* Source records *

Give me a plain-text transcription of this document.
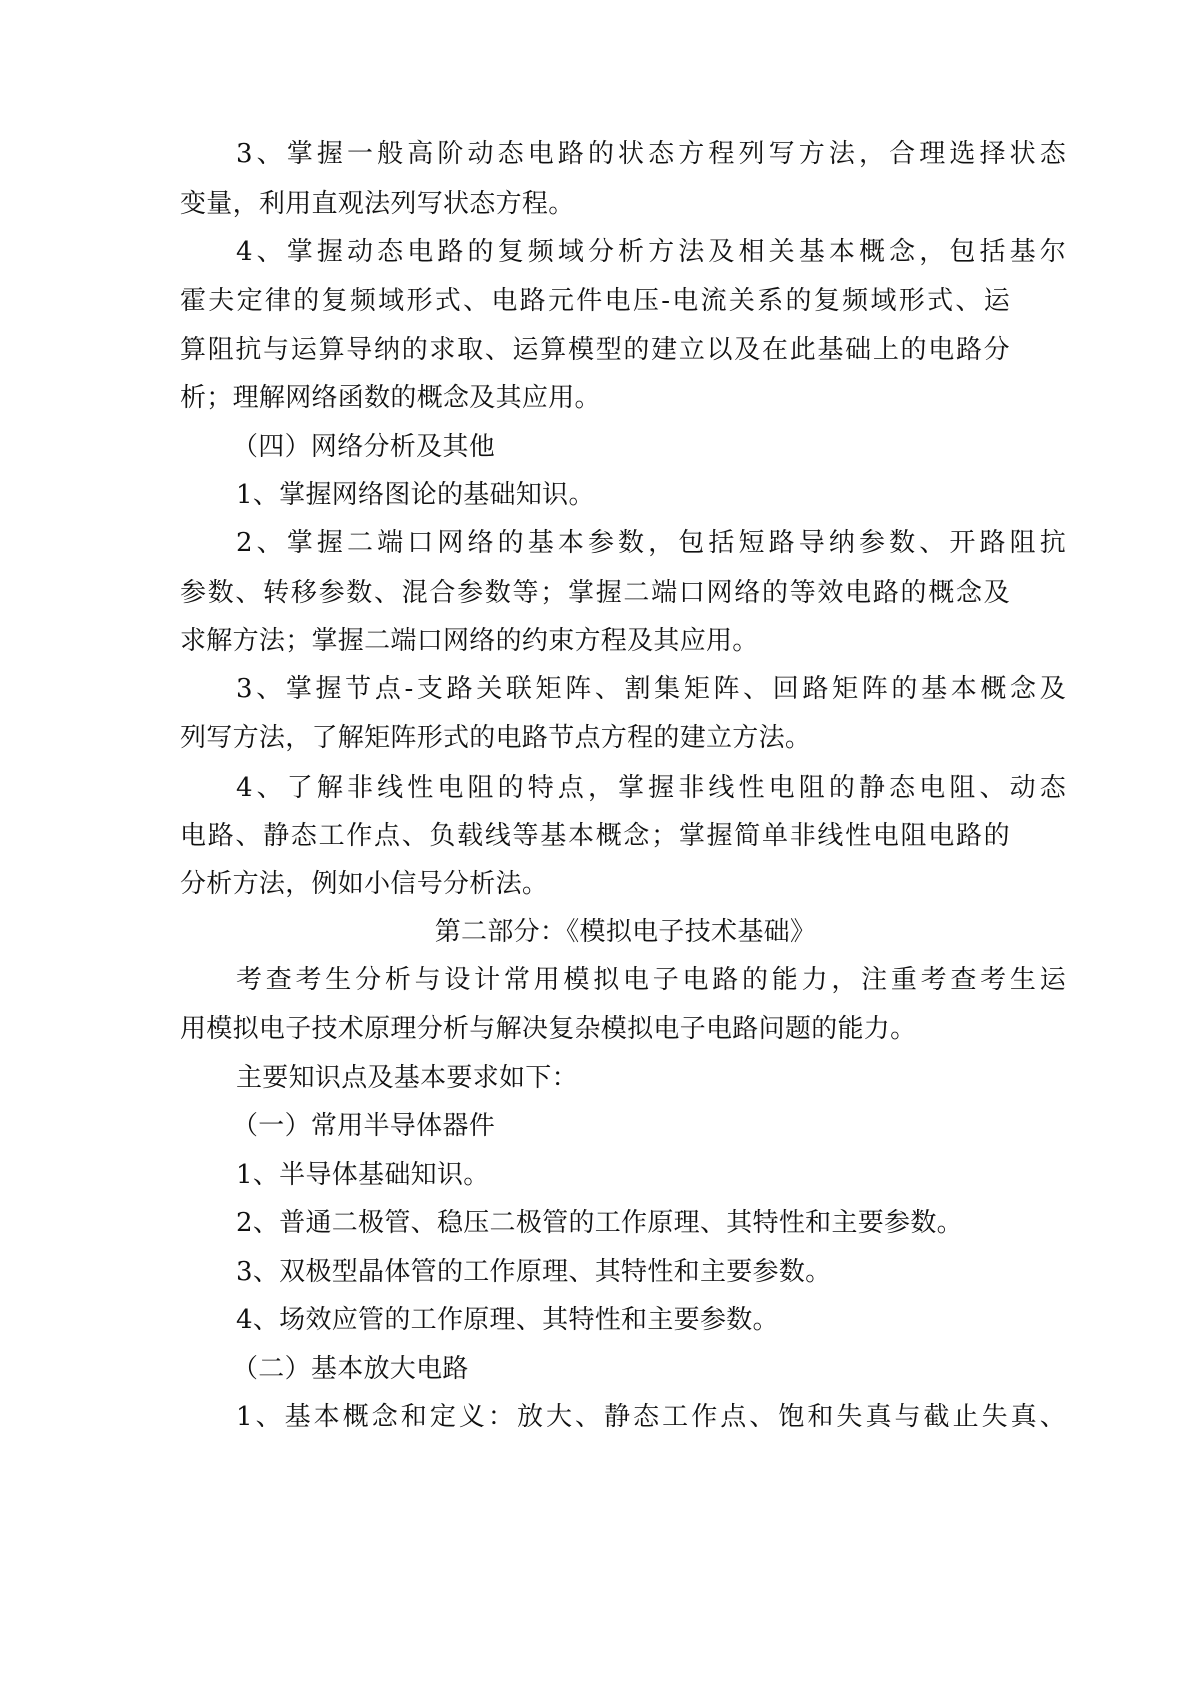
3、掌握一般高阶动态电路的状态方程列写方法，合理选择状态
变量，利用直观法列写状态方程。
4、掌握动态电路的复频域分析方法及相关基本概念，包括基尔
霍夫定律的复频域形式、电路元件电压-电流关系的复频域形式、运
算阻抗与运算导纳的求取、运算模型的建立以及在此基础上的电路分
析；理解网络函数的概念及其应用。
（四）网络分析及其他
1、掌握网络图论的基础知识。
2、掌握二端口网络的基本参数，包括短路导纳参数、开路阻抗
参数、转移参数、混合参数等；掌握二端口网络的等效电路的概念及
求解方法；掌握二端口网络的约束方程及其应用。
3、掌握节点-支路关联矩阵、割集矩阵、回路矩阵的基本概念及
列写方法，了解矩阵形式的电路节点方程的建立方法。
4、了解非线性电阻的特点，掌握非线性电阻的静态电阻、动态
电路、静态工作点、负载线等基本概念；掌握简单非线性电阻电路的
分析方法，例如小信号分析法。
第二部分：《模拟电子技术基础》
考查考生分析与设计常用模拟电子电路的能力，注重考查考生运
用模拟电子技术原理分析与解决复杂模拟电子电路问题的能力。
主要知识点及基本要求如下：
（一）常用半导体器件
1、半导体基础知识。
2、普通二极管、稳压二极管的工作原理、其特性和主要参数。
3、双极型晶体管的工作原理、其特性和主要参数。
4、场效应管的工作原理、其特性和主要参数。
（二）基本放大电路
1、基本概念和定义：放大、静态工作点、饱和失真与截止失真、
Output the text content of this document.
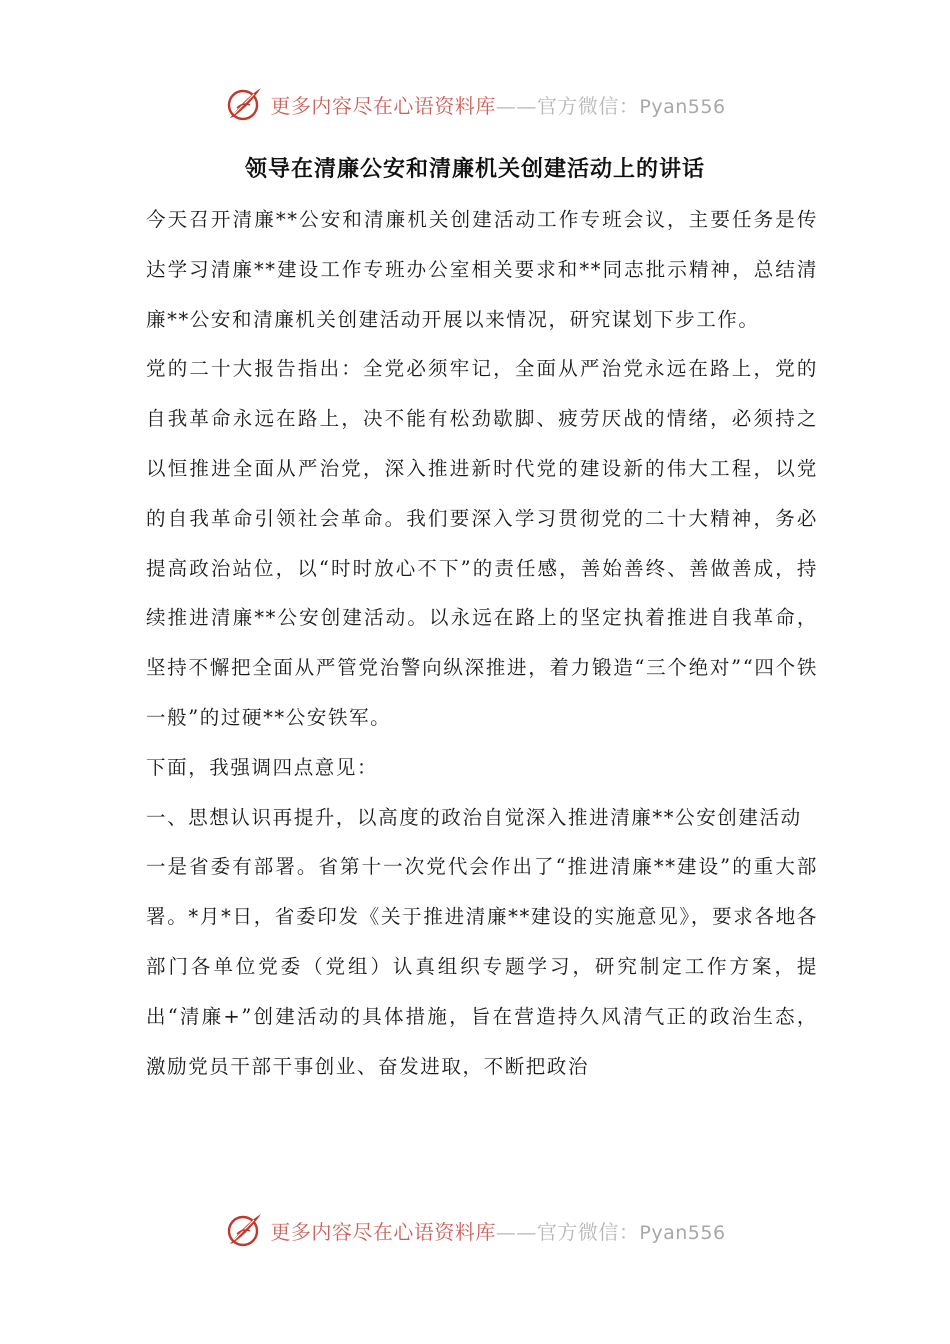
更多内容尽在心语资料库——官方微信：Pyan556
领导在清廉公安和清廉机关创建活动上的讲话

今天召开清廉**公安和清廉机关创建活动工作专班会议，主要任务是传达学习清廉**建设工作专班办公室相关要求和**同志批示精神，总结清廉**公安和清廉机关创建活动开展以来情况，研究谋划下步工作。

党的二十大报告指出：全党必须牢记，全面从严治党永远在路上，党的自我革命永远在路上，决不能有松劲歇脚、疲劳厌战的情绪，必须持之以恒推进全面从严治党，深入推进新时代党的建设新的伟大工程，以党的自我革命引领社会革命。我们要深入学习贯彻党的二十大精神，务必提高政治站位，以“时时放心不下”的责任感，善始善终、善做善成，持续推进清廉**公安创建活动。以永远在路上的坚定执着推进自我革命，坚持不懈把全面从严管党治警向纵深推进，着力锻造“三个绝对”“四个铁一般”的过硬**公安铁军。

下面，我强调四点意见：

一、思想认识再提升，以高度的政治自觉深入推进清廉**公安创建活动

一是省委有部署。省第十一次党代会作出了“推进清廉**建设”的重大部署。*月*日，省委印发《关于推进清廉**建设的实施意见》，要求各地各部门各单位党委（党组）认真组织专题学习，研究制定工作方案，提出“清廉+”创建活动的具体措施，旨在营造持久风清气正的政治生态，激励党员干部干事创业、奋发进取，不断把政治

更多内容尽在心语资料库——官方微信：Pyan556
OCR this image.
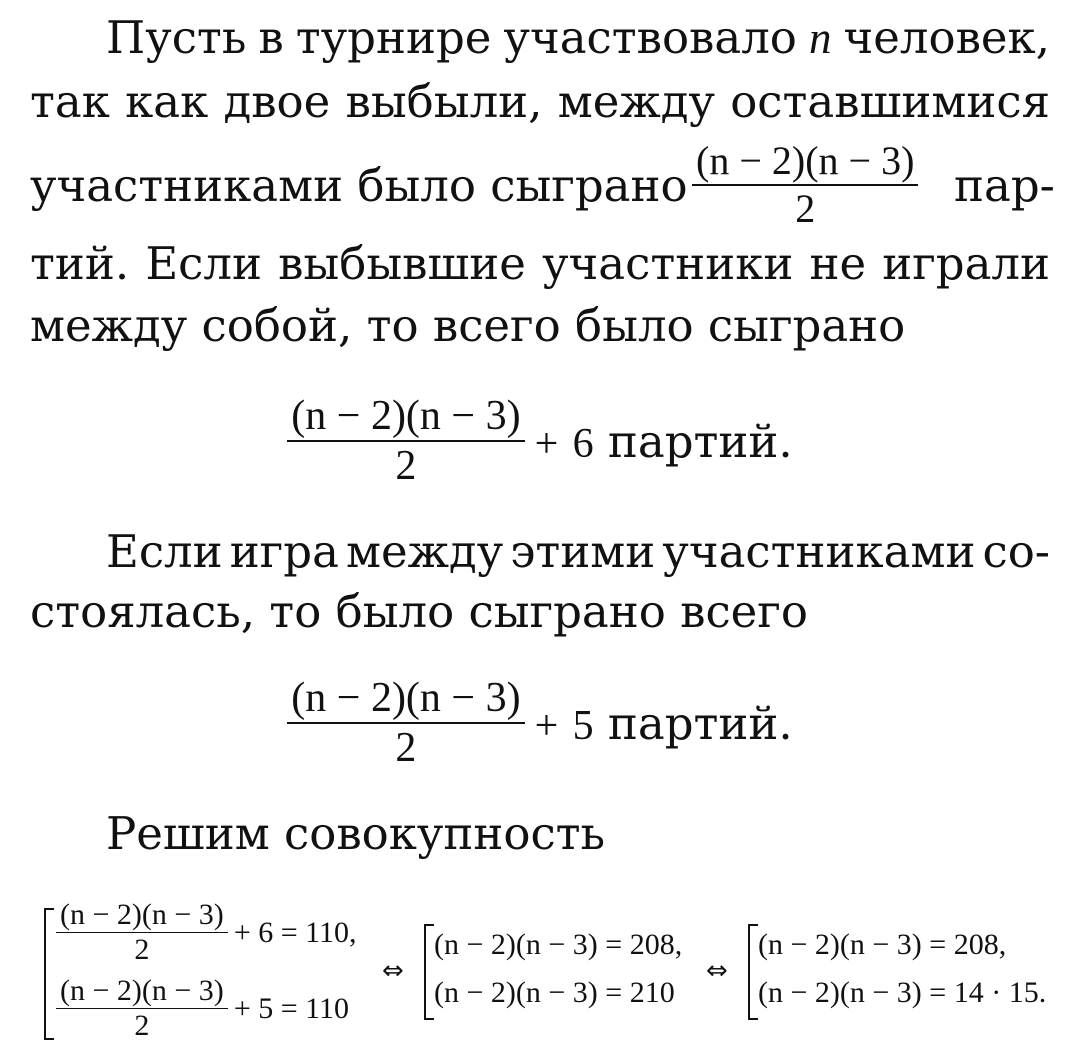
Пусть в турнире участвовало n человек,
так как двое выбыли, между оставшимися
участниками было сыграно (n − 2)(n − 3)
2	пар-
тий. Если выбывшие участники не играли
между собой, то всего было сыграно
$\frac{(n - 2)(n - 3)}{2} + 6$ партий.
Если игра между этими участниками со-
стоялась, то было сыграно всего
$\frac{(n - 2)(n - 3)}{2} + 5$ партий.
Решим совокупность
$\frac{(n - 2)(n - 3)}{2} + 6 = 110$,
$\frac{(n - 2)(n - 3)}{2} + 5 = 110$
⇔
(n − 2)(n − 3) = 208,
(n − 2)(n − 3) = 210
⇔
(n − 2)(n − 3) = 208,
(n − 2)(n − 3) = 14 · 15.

* Exercise prompt *
Copy the data word for word. Pictures do not go in the copy.

* Solution below *
Give me a plain-text transcription of this document.
3、掌握一般高阶动态电路的状态方程列写方法，合理选择状态
变量，利用直观法列写状态方程。
4、掌握动态电路的复频域分析方法及相关基本概念，包括基尔
霍夫定律的复频域形式、电路元件电压-电流关系的复频域形式、运
算阻抗与运算导纳的求取、运算模型的建立以及在此基础上的电路分
析；理解网络函数的概念及其应用。
（四）网络分析及其他
1、掌握网络图论的基础知识。
2、掌握二端口网络的基本参数，包括短路导纳参数、开路阻抗
参数、转移参数、混合参数等；掌握二端口网络的等效电路的概念及
求解方法；掌握二端口网络的约束方程及其应用。
3、掌握节点-支路关联矩阵、割集矩阵、回路矩阵的基本概念及
列写方法，了解矩阵形式的电路节点方程的建立方法。
4、了解非线性电阻的特点，掌握非线性电阻的静态电阻、动态
电路、静态工作点、负载线等基本概念；掌握简单非线性电阻电路的
分析方法，例如小信号分析法。
第二部分：《模拟电子技术基础》
考查考生分析与设计常用模拟电子电路的能力，注重考查考生运
用模拟电子技术原理分析与解决复杂模拟电子电路问题的能力。
主要知识点及基本要求如下：
（一）常用半导体器件
1、半导体基础知识。
2、普通二极管、稳压二极管的工作原理、其特性和主要参数。
3、双极型晶体管的工作原理、其特性和主要参数。
4、场效应管的工作原理、其特性和主要参数。
（二）基本放大电路
1、基本概念和定义：放大、静态工作点、饱和失真与截止失真、
Output the text content of this document.
更多内容尽在心语资料库——官方微信：Pyan556
领导在清廉公安和清廉机关创建活动上的讲话

今天召开清廉**公安和清廉机关创建活动工作专班会议，主要任务是传达学习清廉**建设工作专班办公室相关要求和**同志批示精神，总结清廉**公安和清廉机关创建活动开展以来情况，研究谋划下步工作。

党的二十大报告指出：全党必须牢记，全面从严治党永远在路上，党的自我革命永远在路上，决不能有松劲歇脚、疲劳厌战的情绪，必须持之以恒推进全面从严治党，深入推进新时代党的建设新的伟大工程，以党的自我革命引领社会革命。我们要深入学习贯彻党的二十大精神，务必提高政治站位，以“时时放心不下”的责任感，善始善终、善做善成，持续推进清廉**公安创建活动。以永远在路上的坚定执着推进自我革命，坚持不懈把全面从严管党治警向纵深推进，着力锻造“三个绝对”“四个铁一般”的过硬**公安铁军。

下面，我强调四点意见：

一、思想认识再提升，以高度的政治自觉深入推进清廉**公安创建活动

一是省委有部署。省第十一次党代会作出了“推进清廉**建设”的重大部署。*月*日，省委印发《关于推进清廉**建设的实施意见》，要求各地各部门各单位党委（党组）认真组织专题学习，研究制定工作方案，提出“清廉+”创建活动的具体措施，旨在营造持久风清气正的政治生态，激励党员干部干事创业、奋发进取，不断把政治

更多内容尽在心语资料库——官方微信：Pyan556
OCR this image.
Пусть в турнире участвовало n человек,
так как двое выбыли, между оставшимися
участниками было сыграно (n − 2)(n − 3)
2	пар-
тий. Если выбывшие участники не играли
между собой, то всего было сыграно
$\frac{(n - 2)(n - 3)}{2} + 6$ партий.
Если игра между этими участниками со-
стоялась, то было сыграно всего
$\frac{(n - 2)(n - 3)}{2} + 5$ партий.
Решим совокупность
$\frac{(n - 2)(n - 3)}{2} + 6 = 110$,
$\frac{(n - 2)(n - 3)}{2} + 5 = 110$
⇔
(n − 2)(n − 3) = 208,
(n − 2)(n − 3) = 210
⇔
(n − 2)(n − 3) = 208,
(n − 2)(n − 3) = 14 · 15.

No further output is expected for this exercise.